What you should do: Print the listing as it stands, omitting all images.

Supplied data:
========================================================================

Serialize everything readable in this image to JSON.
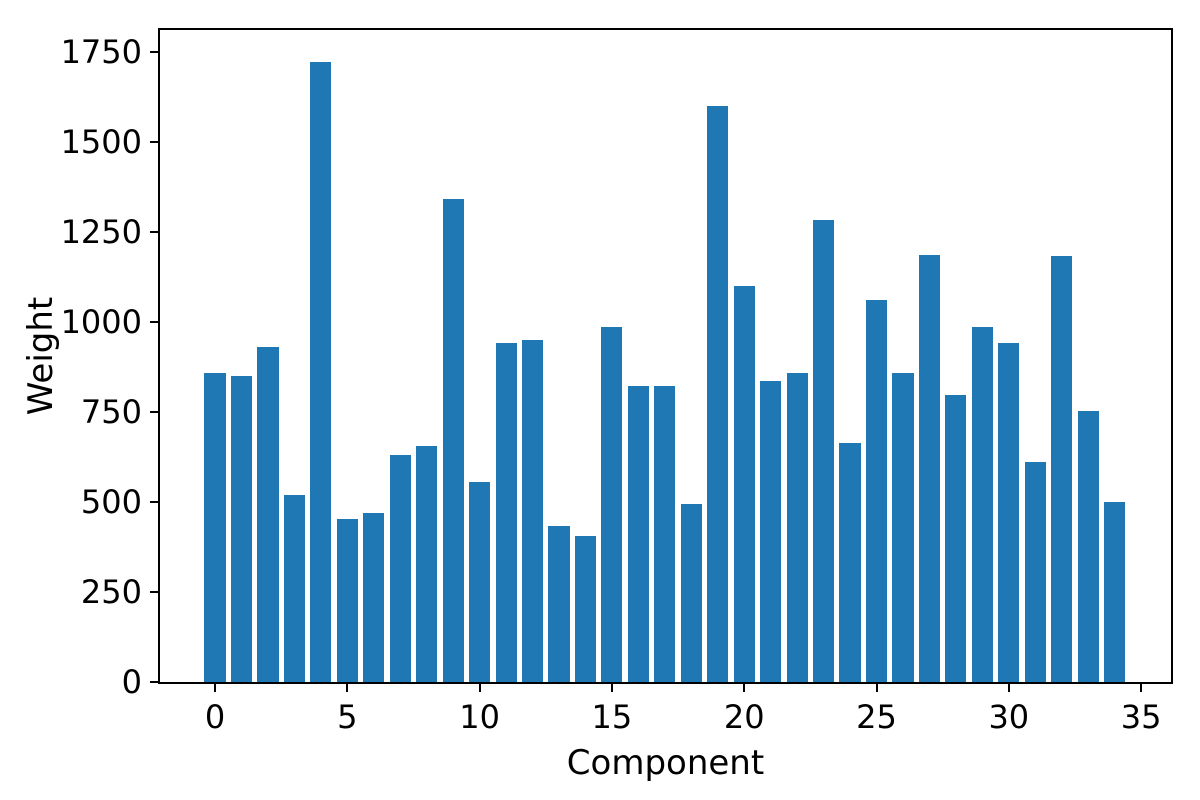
{
  "chart_data": {
    "type": "bar",
    "title": "",
    "xlabel": "Component",
    "ylabel": "Weight",
    "bar_color": "#1f77b4",
    "background_color": "#ffffff",
    "axis_color": "#000000",
    "grid": false,
    "legend_position": "none",
    "bar_width_data_units": 0.8,
    "categories": [
      0,
      1,
      2,
      3,
      4,
      5,
      6,
      7,
      8,
      9,
      10,
      11,
      12,
      13,
      14,
      15,
      16,
      17,
      18,
      19,
      20,
      21,
      22,
      23,
      24,
      25,
      26,
      27,
      28,
      29,
      30,
      31,
      32,
      33,
      34
    ],
    "values": [
      860,
      851,
      930,
      519,
      1722,
      452,
      470,
      630,
      656,
      1343,
      555,
      941,
      950,
      434,
      406,
      988,
      822,
      822,
      494,
      1601,
      1101,
      837,
      860,
      1284,
      665,
      1061,
      860,
      1186,
      797,
      987,
      943,
      612,
      1185,
      753,
      501
    ],
    "xticks": [
      0,
      5,
      10,
      15,
      20,
      25,
      30,
      35
    ],
    "yticks": [
      0,
      250,
      500,
      750,
      1000,
      1250,
      1500,
      1750
    ],
    "xlim": [
      -2.08,
      36.13
    ],
    "ylim": [
      0,
      1812
    ]
  }
}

========================================================================

Result below:
Serialize everything readable in this image to JSON.
{
  "chart_data": {
    "type": "bar",
    "title": "",
    "xlabel": "Component",
    "ylabel": "Weight",
    "bar_color": "#1f77b4",
    "background_color": "#ffffff",
    "axis_color": "#000000",
    "grid": false,
    "legend_position": "none",
    "bar_width_data_units": 0.8,
    "categories": [
      0,
      1,
      2,
      3,
      4,
      5,
      6,
      7,
      8,
      9,
      10,
      11,
      12,
      13,
      14,
      15,
      16,
      17,
      18,
      19,
      20,
      21,
      22,
      23,
      24,
      25,
      26,
      27,
      28,
      29,
      30,
      31,
      32,
      33,
      34
    ],
    "values": [
      860,
      851,
      930,
      519,
      1722,
      452,
      470,
      630,
      656,
      1343,
      555,
      941,
      950,
      434,
      406,
      988,
      822,
      822,
      494,
      1601,
      1101,
      837,
      860,
      1284,
      665,
      1061,
      860,
      1186,
      797,
      987,
      943,
      612,
      1185,
      753,
      501
    ],
    "xticks": [
      0,
      5,
      10,
      15,
      20,
      25,
      30,
      35
    ],
    "yticks": [
      0,
      250,
      500,
      750,
      1000,
      1250,
      1500,
      1750
    ],
    "xlim": [
      -2.08,
      36.13
    ],
    "ylim": [
      0,
      1812
    ]
  }
}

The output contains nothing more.